◆ DADOS DO EXERCÍCIO:
* * * * *
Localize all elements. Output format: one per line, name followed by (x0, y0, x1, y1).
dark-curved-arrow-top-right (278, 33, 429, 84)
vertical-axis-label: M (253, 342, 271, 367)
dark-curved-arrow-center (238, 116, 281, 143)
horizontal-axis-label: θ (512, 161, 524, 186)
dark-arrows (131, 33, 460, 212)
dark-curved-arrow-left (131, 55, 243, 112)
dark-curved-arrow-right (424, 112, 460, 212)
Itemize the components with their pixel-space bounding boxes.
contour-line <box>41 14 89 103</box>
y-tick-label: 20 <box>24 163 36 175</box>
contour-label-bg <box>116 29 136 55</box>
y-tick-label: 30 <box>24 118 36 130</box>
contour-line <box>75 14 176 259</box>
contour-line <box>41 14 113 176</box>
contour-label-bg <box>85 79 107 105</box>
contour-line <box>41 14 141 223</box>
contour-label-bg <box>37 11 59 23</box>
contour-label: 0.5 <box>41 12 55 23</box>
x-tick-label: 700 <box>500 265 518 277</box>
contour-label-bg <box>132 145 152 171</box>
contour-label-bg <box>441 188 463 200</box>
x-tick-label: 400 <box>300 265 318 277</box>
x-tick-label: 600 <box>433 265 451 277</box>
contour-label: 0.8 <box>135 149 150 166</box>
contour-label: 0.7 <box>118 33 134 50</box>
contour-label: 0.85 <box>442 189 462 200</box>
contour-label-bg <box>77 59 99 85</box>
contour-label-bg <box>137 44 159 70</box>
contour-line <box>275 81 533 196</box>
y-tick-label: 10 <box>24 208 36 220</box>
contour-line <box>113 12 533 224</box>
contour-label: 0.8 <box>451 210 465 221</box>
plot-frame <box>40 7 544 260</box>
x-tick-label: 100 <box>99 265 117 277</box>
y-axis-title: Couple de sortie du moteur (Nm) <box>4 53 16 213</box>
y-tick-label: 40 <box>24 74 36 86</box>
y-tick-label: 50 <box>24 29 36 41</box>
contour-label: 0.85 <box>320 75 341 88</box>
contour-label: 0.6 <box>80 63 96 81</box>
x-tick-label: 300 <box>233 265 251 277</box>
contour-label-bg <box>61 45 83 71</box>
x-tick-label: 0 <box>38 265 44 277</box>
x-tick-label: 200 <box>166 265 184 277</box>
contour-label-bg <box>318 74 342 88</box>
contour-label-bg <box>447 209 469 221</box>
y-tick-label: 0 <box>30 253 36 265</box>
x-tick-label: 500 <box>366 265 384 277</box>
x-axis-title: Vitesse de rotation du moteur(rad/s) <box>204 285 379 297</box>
* * * * *
◆ OBJETIVO DO EXERCÍCIO:
Copie a listagem do início até a linha com "contour-line <box>41 14 89 103</box>", inclusive, trocando "Itemize" por "List" e deixando todo o resto sem alteração.

◆ RESPOSTA:
Localize all elements. Output format: one per line, name followed by (x0, y0, x1, y1).
dark-curved-arrow-top-right (278, 33, 429, 84)
vertical-axis-label: M (253, 342, 271, 367)
dark-curved-arrow-center (238, 116, 281, 143)
horizontal-axis-label: θ (512, 161, 524, 186)
dark-arrows (131, 33, 460, 212)
dark-curved-arrow-left (131, 55, 243, 112)
dark-curved-arrow-right (424, 112, 460, 212)
List the components with their pixel-space bounding boxes.
contour-line <box>41 14 89 103</box>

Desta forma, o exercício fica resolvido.